### Provided material ###

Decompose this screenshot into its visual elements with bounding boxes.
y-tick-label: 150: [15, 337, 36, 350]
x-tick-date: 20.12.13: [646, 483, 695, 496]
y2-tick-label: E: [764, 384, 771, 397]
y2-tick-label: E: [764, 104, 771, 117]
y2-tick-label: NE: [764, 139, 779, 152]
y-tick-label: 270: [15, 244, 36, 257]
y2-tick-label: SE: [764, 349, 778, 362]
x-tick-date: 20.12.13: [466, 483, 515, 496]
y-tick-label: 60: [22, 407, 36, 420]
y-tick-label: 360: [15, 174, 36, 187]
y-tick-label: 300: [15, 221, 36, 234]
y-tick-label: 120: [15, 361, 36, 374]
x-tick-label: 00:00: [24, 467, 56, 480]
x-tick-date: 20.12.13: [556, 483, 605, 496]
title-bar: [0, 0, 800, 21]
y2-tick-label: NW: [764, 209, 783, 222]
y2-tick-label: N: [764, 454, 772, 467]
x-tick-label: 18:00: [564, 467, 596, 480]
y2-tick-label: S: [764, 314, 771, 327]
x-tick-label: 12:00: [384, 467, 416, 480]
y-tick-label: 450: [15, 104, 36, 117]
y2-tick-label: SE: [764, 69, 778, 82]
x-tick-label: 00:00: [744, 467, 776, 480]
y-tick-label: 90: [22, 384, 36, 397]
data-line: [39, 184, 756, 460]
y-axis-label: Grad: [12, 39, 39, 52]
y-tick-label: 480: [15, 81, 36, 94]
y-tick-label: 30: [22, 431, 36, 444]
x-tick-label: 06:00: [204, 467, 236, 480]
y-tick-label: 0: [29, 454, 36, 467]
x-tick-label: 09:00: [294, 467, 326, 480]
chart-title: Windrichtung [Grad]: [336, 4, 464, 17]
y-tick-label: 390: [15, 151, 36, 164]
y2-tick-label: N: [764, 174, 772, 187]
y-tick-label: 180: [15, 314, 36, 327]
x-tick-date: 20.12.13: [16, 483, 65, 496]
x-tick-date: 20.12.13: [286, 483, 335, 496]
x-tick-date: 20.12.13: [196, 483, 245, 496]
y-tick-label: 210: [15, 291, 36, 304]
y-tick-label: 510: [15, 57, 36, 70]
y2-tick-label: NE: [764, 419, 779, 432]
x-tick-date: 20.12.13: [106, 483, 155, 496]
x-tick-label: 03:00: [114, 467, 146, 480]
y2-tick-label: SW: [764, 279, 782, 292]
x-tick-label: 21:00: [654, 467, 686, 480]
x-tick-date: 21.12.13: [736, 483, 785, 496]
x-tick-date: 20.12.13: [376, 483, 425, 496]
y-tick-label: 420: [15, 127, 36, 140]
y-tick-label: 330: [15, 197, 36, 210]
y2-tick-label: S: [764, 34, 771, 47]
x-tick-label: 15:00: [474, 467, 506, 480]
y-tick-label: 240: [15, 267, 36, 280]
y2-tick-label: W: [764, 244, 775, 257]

###

_What the exercise asks_
Pull out each line of the material above that contains the string "title".

_The completed task_
title-bar: [0, 0, 800, 21]
chart-title: Windrichtung [Grad]: [336, 4, 464, 17]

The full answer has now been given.